Task details
Every line below is to be copied exactly, with the pictures left out.

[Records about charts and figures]
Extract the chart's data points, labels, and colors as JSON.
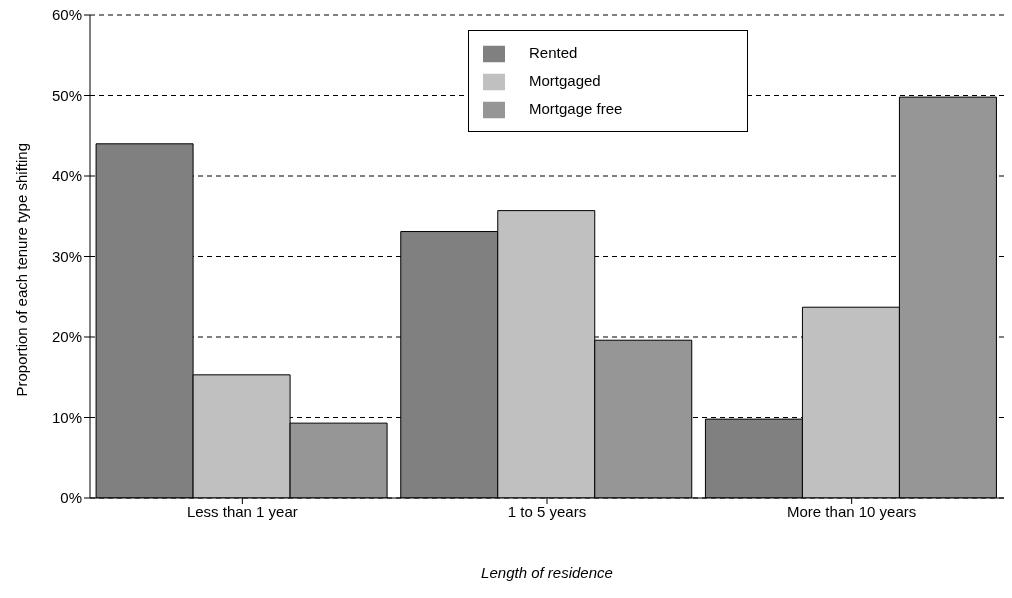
{
  "chart_data": {
    "type": "bar",
    "xlabel": "Length of residence",
    "ylabel": "Proportion of each tenure type shifting",
    "categories": [
      "Less than 1 year",
      "1 to 5 years",
      "More than 10 years"
    ],
    "series": [
      {
        "name": "Rented",
        "color": "#808080",
        "values": [
          44,
          33.1,
          9.8
        ]
      },
      {
        "name": "Mortgaged",
        "color": "#c0c0c0",
        "values": [
          15.3,
          35.7,
          23.7
        ]
      },
      {
        "name": "Mortgage free",
        "color": "#969696",
        "values": [
          9.3,
          19.6,
          49.8
        ]
      }
    ],
    "ylim": [
      0,
      60
    ],
    "yticks": [
      {
        "value": 0,
        "label": "0%"
      },
      {
        "value": 10,
        "label": "10%"
      },
      {
        "value": 20,
        "label": "20%"
      },
      {
        "value": 30,
        "label": "30%"
      },
      {
        "value": 40,
        "label": "40%"
      },
      {
        "value": 50,
        "label": "50%"
      },
      {
        "value": 60,
        "label": "60%"
      }
    ],
    "grid": "y",
    "legend": "top"
  }
}
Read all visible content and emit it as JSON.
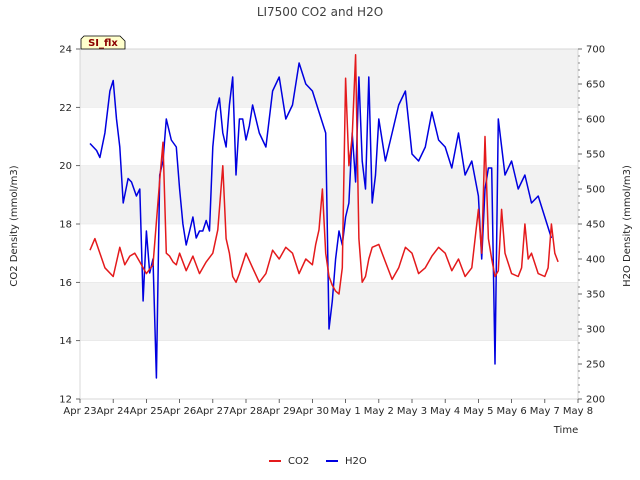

Result of the task
Extract the chart's data points, labels, and colors as JSON.
{
  "chart_data": {
    "type": "bar",
    "xlabel": "Length of residence",
    "ylabel": "Proportion of each tenure type shifting",
    "categories": [
      "Less than 1 year",
      "1 to 5 years",
      "More than 10 years"
    ],
    "series": [
      {
        "name": "Rented",
        "color": "#808080",
        "values": [
          44,
          33.1,
          9.8
        ]
      },
      {
        "name": "Mortgaged",
        "color": "#c0c0c0",
        "values": [
          15.3,
          35.7,
          23.7
        ]
      },
      {
        "name": "Mortgage free",
        "color": "#969696",
        "values": [
          9.3,
          19.6,
          49.8
        ]
      }
    ],
    "ylim": [
      0,
      60
    ],
    "yticks": [
      {
        "value": 0,
        "label": "0%"
      },
      {
        "value": 10,
        "label": "10%"
      },
      {
        "value": 20,
        "label": "20%"
      },
      {
        "value": 30,
        "label": "30%"
      },
      {
        "value": 40,
        "label": "40%"
      },
      {
        "value": 50,
        "label": "50%"
      },
      {
        "value": 60,
        "label": "60%"
      }
    ],
    "grid": "y",
    "legend": "top"
  }
}
Read all visible content and emit it as JSON.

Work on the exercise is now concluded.